--- Start ---
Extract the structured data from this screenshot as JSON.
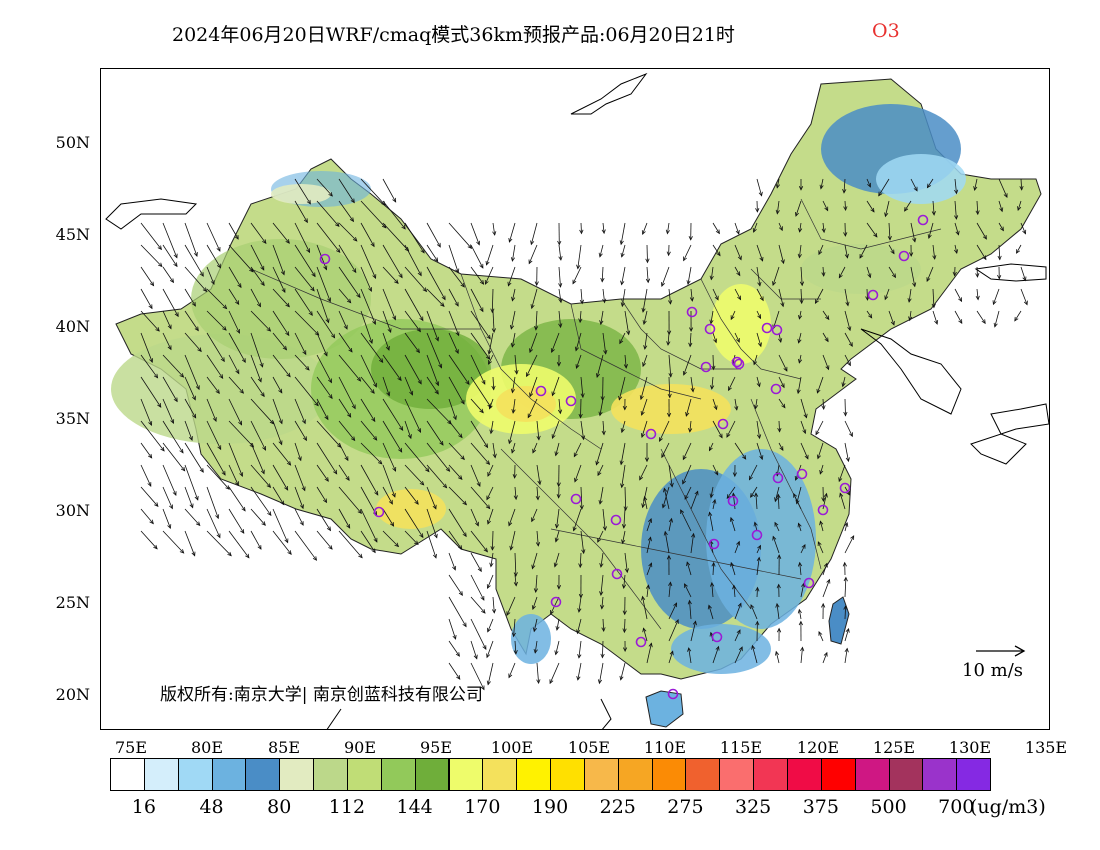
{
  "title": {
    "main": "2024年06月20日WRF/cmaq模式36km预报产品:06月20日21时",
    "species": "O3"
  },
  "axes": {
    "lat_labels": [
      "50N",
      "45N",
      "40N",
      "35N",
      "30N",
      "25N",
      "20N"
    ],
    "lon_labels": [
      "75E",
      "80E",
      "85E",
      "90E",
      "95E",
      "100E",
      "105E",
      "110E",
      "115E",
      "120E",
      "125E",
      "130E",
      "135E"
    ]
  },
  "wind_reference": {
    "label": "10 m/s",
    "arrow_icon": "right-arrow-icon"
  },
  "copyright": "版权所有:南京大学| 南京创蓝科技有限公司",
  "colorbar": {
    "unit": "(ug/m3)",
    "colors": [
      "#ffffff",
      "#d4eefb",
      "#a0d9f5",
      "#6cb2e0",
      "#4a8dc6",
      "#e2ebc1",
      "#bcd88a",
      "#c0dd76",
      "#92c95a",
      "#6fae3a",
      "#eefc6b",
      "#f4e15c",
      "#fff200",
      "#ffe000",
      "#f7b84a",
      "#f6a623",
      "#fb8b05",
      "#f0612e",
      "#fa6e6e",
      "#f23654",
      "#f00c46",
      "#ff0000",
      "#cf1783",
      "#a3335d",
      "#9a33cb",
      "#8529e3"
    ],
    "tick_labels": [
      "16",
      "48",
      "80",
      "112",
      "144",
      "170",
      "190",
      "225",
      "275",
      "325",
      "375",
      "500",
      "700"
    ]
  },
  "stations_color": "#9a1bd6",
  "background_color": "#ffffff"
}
--- End ---
--- Start ---
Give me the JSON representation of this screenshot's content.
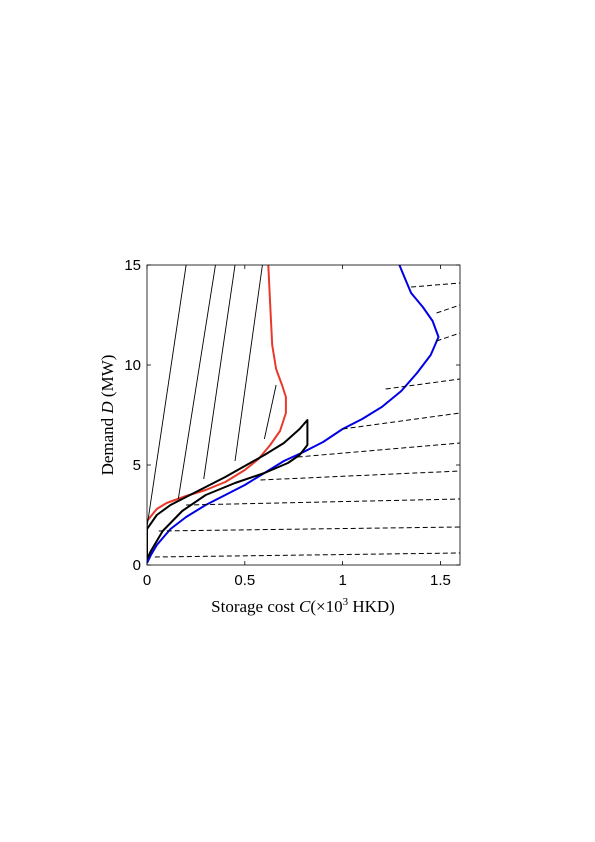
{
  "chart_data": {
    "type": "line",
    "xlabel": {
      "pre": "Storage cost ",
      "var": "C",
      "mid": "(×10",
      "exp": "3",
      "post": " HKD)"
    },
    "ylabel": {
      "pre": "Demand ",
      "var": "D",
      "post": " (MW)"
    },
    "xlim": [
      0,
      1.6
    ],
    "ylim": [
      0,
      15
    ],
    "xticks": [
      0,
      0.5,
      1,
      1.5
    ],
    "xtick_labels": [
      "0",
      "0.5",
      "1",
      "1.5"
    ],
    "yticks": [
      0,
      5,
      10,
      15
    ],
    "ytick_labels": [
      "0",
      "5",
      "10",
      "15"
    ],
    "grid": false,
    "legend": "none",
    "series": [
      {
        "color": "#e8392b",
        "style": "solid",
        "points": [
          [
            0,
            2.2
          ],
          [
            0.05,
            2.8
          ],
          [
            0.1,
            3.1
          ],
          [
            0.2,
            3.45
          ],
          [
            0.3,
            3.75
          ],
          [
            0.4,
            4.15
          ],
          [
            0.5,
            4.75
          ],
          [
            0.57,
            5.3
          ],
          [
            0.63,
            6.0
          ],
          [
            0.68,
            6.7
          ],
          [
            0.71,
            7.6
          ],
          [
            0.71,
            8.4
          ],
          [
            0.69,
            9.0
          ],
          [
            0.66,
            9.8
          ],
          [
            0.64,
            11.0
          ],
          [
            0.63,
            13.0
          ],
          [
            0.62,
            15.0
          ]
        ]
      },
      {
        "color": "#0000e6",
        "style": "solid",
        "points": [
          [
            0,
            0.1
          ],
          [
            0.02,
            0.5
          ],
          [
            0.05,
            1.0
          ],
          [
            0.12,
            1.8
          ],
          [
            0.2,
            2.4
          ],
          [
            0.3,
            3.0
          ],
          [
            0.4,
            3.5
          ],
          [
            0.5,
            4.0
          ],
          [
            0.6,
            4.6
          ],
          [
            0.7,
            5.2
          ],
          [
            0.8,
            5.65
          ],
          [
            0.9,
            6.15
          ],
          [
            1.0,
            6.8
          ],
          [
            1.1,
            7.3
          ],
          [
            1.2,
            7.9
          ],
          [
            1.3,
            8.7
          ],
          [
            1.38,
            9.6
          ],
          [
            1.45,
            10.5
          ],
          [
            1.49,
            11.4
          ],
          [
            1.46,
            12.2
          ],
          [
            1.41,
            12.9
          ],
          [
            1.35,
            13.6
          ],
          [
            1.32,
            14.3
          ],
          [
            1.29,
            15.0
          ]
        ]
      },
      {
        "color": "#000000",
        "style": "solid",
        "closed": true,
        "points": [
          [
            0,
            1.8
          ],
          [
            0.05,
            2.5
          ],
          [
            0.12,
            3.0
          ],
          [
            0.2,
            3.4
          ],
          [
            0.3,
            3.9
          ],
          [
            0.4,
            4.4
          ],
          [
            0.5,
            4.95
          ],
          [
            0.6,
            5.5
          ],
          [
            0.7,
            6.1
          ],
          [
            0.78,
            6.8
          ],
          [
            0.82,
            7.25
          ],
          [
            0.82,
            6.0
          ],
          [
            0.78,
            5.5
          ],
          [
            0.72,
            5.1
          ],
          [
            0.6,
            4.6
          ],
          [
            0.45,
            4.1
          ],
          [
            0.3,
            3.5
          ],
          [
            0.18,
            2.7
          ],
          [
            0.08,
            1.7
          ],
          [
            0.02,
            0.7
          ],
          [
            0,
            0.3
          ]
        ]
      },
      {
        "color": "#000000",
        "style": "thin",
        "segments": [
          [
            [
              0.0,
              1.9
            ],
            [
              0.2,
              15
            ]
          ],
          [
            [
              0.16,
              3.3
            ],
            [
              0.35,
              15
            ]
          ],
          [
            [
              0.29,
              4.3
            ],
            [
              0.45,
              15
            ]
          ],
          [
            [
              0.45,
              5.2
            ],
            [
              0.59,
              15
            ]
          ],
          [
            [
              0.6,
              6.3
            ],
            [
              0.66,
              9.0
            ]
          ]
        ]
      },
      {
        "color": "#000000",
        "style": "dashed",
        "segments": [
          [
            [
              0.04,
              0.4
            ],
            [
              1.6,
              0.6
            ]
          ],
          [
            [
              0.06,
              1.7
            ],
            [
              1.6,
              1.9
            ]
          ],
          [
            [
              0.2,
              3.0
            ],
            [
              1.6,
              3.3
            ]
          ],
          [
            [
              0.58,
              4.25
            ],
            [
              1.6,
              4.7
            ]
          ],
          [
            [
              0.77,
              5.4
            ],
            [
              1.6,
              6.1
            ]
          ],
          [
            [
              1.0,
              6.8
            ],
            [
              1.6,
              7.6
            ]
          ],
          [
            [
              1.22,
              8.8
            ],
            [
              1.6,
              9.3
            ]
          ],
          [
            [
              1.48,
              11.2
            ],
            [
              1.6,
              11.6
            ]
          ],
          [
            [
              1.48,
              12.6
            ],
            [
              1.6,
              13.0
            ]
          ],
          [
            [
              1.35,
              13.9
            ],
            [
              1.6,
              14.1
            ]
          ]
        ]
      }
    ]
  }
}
--- End ---
:: WHAT TO PRODUCE ::
Copy out each line of the records where the string "this" appears.

:: WORKED SOLUTION ::
Extract the structured data from this screenshot as JSON.
Give me the JSON representation of this screenshot's content.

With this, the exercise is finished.